TEXTE FOURNI →
☆ ☆ ☆ ☆

Comme à l’habitude, le FIBD se retrouve au carrefour de ces tensions et a pour objectif, comme chaque année, d’user de la souplesse de Simone Biles pour contenter au mieux les exigences des partenaires, des éditeurs, des auteurs et du public pour faire rayonner le 9e art et, accessoirement, la structure organisatrice souvent décriée — 9e Art+ — dont le mandat est en pourparlers de reconduction cette année.
Impasse sur le dernier né de Bastien Vivès
De fait, la sélection d’albums taxée depuis plusieurs années d’être trop « pointue » s’ouvre davantage vers des titres considérés comme plus grand public, tandis qu’un œil sur la composition des jurys confirme la part belle faite aux « créateurs de contenus » au détriment des spécialistes du domaine.
Anticipant toutes polémiques, la compétition a sans surprise fait l’impasse sur le dernier né de Bastien “Gargamel” Vivès inévitablement absent, et par ricochet sur son éditeur Charlotte, boudé alors qu’il nous est enfin donné l’occasion de lire le génial travail du météorite italien Andrea Pazienza, mélange de Tanino Liberatore et Crumb, qui, 30 ans après sa mort précoce, se montre toujours aussi explosif et inapte à tout lissage rétrospectif.
Focus sur la carrière de l’auteur de Tamara Drewe
Laissons donc les spéculations sur le palmarès pour se concentrer sur les expositions avec, à tout seigneur tout honneur, un focus sur la carrière de la dernière lauréate du Grand Prix, Posy Simmonds, révélée notamment par sa variation flaubertienne Gemma Bovery et par l’incisive Tamara Drewe. Entre livre illustré et bande dessinée, ses œuvres justifient pour une fois pleinement leur appellation de « roman graphique », tant les deux formes écrite et dessinée cohabitent chez elle harmonieusement.

☆ ☆ ☆ ☆

Listes d'éléments de mise en page encadrés →
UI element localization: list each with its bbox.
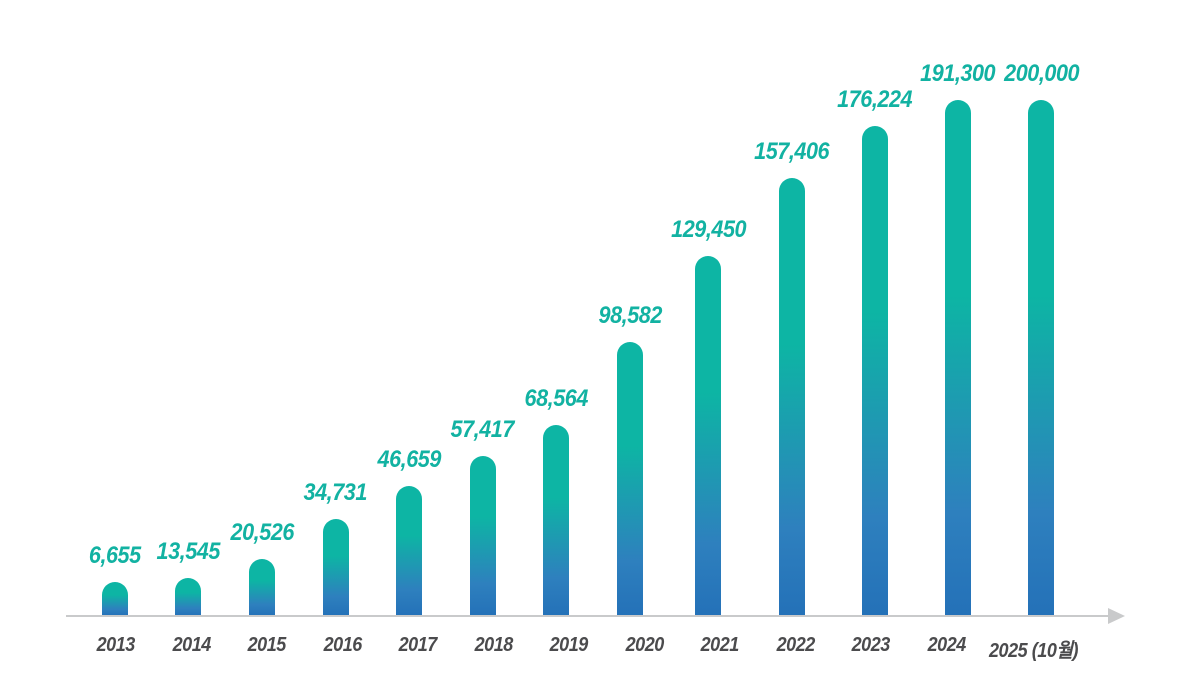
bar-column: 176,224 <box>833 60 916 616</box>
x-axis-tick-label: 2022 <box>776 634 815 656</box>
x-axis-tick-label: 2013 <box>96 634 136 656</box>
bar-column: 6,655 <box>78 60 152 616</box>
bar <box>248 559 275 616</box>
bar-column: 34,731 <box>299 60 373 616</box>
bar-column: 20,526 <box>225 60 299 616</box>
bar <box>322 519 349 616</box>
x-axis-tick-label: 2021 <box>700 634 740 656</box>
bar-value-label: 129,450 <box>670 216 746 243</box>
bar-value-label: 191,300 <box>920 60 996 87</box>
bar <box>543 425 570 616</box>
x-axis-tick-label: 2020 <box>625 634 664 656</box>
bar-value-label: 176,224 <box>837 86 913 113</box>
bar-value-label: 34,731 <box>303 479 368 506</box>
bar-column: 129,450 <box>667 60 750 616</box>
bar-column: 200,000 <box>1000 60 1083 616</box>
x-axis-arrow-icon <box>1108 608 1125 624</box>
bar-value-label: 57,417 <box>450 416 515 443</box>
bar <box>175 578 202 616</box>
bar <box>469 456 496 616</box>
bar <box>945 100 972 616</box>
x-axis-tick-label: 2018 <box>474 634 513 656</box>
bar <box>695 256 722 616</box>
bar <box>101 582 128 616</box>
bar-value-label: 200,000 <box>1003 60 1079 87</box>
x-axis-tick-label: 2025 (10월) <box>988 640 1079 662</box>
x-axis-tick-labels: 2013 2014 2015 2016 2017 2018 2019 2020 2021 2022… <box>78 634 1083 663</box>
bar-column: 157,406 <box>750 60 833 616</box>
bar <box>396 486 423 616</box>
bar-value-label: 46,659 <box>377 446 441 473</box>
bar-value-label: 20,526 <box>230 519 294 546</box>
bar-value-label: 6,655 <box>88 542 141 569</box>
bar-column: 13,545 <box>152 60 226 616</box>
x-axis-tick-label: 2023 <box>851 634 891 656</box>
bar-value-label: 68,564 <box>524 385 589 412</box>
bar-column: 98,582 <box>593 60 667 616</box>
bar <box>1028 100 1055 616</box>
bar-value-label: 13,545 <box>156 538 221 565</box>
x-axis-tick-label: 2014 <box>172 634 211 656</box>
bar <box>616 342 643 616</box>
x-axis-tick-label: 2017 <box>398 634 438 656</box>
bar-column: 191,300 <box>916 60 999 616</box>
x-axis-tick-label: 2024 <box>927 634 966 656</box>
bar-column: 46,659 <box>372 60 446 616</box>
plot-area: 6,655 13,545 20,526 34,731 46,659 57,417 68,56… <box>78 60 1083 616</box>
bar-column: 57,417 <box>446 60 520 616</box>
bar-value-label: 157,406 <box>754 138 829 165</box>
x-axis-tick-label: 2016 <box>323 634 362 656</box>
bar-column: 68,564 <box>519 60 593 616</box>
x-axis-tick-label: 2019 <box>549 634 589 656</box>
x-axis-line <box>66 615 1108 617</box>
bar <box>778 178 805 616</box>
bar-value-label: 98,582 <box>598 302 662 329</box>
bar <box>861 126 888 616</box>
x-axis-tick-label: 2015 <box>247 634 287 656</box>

☆ ☆ ☆ ☆

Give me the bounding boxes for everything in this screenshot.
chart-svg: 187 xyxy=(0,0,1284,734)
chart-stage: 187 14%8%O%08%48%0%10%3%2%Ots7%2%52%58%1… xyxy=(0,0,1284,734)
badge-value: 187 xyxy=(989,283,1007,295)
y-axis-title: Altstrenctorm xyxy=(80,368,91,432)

☆ ☆ ☆ ☆

CONSIGNE → Réécrivez plus brièvement le paragraphe du texte fourni qui commence par « Laissons donc les spéculations », en conservant ses faits principaux.

RÉPONSE → Plutôt que de spéculer sur le palmarès, place aux expositions, à commencer par un focus sur la carrière de Posy Simmonds, dernière lauréate du Grand Prix. Elle s'est notamment fait connaître par Gemma Bovery, variation sur Flaubert, et par Tamara Drewe. Entre livre illustré et bande dessinée, son œuvre mérite pleinement le nom de « roman graphique », car l'écrit et le dessin y cohabitent harmonieusement.